--- LISTING ---
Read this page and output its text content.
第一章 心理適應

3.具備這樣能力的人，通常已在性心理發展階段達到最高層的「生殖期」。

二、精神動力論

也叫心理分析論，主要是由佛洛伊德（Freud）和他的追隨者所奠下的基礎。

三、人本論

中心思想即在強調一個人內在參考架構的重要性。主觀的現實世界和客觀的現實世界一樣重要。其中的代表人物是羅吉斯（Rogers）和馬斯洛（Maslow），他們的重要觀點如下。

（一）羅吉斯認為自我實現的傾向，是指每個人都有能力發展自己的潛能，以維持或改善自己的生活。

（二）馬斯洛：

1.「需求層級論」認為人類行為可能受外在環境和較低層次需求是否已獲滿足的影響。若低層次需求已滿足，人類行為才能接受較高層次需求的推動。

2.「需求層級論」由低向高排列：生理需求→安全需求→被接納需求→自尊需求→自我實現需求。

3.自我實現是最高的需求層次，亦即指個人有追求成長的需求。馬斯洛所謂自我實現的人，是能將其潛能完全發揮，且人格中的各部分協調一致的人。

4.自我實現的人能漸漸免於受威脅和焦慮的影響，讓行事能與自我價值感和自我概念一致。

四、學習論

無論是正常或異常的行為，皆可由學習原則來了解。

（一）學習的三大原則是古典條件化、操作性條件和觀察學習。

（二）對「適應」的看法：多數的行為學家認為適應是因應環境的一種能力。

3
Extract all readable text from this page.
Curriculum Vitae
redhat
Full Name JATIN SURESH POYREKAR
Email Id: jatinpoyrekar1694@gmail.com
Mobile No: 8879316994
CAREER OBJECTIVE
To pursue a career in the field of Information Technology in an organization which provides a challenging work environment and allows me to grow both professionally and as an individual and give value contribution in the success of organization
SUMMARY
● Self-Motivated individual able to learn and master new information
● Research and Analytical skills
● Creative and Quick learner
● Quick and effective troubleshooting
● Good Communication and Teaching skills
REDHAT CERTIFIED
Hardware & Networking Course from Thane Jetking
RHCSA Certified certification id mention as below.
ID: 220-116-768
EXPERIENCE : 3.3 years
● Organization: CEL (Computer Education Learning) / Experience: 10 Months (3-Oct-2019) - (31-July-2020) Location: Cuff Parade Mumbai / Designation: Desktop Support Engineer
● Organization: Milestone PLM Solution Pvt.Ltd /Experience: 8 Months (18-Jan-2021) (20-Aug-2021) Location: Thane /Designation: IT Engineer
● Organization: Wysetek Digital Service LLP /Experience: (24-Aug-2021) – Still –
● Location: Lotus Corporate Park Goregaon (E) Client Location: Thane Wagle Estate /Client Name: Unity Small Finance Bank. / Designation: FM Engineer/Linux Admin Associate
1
---
YOUR TASK:
Lines from the records above that hold "Months" are the ones to list.

SOLVED PROBLEM:
● Organization: CEL (Computer Education Learning) / Experience: 10 Months (3-Oct-2019) - (31-July-2020) Location: Cuff Parade Mumbai / Designation: Desktop Support Engineer
● Organization: Milestone PLM Solution Pvt.Ltd /Experience: 8 Months (18-Jan-2021) (20-Aug-2021) Location: Thane /Designation: IT Engineer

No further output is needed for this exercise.